» THE PROBLEM
Filter these entries down to lines holding "Calories".

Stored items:
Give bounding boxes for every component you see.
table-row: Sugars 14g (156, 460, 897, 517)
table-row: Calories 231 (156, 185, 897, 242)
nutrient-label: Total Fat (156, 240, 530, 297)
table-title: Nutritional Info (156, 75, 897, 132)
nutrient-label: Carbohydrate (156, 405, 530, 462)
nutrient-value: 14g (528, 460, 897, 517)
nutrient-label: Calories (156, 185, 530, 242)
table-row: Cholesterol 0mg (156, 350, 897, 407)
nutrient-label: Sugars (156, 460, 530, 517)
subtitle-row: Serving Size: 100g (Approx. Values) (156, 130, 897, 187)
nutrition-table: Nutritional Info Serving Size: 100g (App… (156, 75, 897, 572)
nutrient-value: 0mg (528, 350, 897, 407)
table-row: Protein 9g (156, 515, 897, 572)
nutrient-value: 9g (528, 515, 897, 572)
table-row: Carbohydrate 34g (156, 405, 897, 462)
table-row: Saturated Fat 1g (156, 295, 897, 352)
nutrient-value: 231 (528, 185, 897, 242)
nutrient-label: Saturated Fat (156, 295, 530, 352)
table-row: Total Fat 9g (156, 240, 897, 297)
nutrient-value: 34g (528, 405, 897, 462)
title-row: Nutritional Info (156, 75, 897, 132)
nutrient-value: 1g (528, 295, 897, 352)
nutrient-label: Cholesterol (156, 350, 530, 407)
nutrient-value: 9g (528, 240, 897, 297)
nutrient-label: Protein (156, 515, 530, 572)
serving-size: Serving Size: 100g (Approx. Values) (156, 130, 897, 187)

--

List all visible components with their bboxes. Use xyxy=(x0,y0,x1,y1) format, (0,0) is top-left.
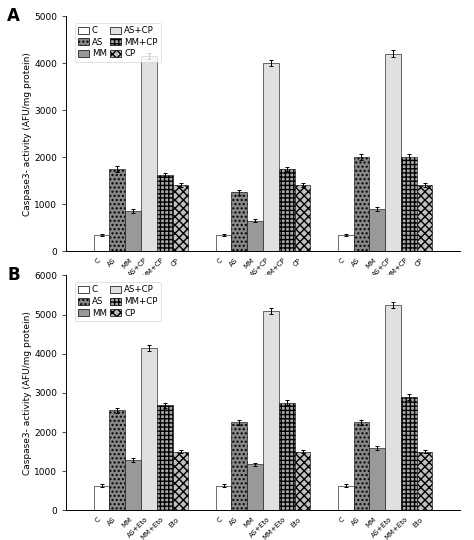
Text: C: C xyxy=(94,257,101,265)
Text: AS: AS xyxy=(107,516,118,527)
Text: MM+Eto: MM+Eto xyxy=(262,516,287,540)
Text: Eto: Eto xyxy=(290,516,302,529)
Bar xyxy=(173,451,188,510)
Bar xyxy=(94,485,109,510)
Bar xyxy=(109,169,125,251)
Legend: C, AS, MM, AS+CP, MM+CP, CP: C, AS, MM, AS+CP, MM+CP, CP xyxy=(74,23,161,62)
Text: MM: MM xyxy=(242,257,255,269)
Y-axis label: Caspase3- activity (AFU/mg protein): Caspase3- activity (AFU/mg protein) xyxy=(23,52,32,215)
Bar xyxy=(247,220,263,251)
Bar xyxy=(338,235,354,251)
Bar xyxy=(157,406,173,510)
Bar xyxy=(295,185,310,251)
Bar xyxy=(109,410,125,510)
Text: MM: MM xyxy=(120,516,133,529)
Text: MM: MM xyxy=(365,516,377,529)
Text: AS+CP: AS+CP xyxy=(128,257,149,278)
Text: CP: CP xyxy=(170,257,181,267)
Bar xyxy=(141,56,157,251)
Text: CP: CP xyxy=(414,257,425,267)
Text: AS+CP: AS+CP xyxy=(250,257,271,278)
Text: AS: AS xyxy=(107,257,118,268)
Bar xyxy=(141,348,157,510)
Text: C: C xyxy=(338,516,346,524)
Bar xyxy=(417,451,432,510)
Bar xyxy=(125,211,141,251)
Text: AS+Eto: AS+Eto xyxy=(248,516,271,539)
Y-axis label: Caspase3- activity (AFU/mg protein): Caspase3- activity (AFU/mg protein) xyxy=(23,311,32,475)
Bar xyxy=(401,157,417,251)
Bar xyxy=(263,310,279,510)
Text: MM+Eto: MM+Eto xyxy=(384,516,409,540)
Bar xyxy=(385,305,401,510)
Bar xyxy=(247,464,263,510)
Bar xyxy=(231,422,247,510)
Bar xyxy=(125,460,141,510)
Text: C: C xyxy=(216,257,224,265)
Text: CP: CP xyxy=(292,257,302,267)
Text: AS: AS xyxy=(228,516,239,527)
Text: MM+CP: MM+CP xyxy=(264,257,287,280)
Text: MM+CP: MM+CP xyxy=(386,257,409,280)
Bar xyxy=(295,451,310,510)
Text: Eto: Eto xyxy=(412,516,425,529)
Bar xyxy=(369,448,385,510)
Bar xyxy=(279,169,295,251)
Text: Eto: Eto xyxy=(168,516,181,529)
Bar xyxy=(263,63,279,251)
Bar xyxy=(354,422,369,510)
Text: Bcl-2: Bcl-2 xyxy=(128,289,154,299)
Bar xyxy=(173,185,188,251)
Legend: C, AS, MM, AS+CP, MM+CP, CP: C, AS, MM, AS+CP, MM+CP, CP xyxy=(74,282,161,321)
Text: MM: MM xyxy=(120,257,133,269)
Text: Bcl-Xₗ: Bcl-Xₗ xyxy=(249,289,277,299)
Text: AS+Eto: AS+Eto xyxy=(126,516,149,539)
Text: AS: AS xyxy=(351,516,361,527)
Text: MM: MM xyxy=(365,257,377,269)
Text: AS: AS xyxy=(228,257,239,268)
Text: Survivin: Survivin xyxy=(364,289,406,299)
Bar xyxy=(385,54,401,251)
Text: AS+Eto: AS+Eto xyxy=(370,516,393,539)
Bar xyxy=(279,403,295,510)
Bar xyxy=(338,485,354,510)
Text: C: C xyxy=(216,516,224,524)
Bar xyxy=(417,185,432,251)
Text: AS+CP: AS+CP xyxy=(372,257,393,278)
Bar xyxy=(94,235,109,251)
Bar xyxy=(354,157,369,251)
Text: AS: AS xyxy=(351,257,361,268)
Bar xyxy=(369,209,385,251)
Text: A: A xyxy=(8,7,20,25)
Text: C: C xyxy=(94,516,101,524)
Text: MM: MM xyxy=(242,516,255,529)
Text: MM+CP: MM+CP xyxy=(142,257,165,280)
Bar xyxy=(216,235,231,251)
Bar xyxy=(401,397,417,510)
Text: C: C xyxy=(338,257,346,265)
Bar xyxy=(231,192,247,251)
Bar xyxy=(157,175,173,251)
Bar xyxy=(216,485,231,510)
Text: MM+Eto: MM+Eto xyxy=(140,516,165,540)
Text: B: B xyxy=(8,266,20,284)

» FINISHED EXERCISE
table-row: Calories 231 (156, 185, 897, 242)
nutrient-label: Calories (156, 185, 530, 242)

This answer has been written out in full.